[Selected extract — start]
提供一个宏基因组分析流程。
Here is a metagenomic sequence data analysis pipeline, nothing different with other pipelines. But if you want to get to know the metagenomic analysis pipeline step by step, maybe you can get some details from this repository. And it is suitable for the beginners i think.
Scripts and test files you can find here: Metagenomic-Analysis-Pipeline
Pipeline overview 🐫
- Raw sequence quality trim
- Host reference sequence remove
- Metaphlan for composition of microbial communities
- Sequence assembly
- Gene prediction
- Remove redundancy gene and build non-redundant geneset
- Function annotation using emapper
- Organize function results table
Quick start 🦏
$python pipe_metagenome.py -h
usage:
=================================================================
python pipe_metagenome.py
--fastq_list fq.list
--output_dir result
--ref ref_bowtie2_index
ref_bowtie2_index:
canis: /root/database/Canis_GCF_000002285.5/Canis_GCF_000002285_5
human: /root/database/hg38_GCF_000001405.40/GCF_000001405.40/hg38
=================================================================
Pipeline of metagenome
optional arguments:
-h, --help show this help message and exit
-l FQLIST, --fastq_list FQLIST
raw fq list
-o OUTDIR, --output_dir OUTDIR
result output
-r REF, --ref REF ref genome bowtie2 index
What you need to do is to provide two input files:
- –fastq_list # sample - fq_R1 - fq_R2 list, format like
fq.list
- –ref # host reference genome bowtie2 index
And set output dir --output_dir
, all of output results would be included.
[Selected extract — finish]
[Extracted entries — start]
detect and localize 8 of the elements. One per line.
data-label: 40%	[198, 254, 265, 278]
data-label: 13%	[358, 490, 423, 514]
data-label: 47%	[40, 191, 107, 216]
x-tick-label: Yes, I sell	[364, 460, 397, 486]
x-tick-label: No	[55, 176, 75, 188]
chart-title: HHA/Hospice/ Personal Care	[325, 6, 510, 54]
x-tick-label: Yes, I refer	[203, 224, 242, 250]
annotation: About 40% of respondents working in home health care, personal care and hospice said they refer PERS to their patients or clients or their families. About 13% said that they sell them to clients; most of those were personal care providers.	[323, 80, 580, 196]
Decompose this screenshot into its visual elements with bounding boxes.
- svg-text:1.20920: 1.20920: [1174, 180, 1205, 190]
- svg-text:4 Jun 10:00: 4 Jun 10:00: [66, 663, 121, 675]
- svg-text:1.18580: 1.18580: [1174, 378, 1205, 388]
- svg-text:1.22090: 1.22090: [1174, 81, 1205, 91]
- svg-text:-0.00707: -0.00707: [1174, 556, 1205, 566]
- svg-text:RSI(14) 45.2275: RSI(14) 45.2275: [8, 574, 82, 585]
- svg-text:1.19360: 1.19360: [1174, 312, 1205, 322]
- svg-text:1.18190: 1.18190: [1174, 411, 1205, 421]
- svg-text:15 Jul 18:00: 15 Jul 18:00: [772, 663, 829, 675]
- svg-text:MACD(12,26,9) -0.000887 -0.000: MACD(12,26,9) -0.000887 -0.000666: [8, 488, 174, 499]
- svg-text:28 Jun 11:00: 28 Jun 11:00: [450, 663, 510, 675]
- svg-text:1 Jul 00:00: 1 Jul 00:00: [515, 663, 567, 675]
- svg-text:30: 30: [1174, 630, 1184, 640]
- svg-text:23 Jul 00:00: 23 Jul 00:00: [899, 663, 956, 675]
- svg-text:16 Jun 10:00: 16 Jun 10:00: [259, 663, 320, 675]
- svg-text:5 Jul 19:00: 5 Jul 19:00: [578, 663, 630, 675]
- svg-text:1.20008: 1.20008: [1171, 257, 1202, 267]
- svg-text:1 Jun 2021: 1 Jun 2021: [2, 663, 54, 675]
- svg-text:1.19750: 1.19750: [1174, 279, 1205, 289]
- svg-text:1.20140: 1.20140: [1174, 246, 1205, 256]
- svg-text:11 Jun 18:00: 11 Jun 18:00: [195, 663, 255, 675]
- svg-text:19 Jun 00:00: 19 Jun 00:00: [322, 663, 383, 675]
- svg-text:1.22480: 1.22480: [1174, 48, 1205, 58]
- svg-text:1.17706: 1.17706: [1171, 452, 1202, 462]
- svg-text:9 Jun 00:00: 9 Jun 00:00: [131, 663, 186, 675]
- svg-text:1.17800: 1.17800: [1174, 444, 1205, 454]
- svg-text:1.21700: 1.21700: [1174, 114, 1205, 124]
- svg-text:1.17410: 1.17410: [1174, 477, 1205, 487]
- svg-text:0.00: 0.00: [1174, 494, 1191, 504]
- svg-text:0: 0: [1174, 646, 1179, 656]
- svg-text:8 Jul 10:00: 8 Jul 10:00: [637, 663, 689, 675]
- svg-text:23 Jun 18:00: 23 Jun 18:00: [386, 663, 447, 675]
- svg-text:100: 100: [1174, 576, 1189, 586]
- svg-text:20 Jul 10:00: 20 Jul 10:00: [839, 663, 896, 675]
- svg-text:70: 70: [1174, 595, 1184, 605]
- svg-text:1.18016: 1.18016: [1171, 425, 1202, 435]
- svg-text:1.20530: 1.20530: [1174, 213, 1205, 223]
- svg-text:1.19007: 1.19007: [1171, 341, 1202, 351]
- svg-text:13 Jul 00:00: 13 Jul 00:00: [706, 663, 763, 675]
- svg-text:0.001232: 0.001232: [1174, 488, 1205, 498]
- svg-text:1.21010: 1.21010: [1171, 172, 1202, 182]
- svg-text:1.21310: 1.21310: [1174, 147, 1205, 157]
[Extracted entries — finish]
• The task: Can you return, word for word, the passage of the metagenomic pipeline page starting with "提供一个宏基因组分析流程。" and going on through "beginners i think."?

• Written answer:
提供一个宏基因组分析流程。
Here is a metagenomic sequence data analysis pipeline, nothing different with other pipelines. But if you want to get to know the metagenomic analysis pipeline step by step, maybe you can get some details from this repository. And it is suitable for the beginners i think.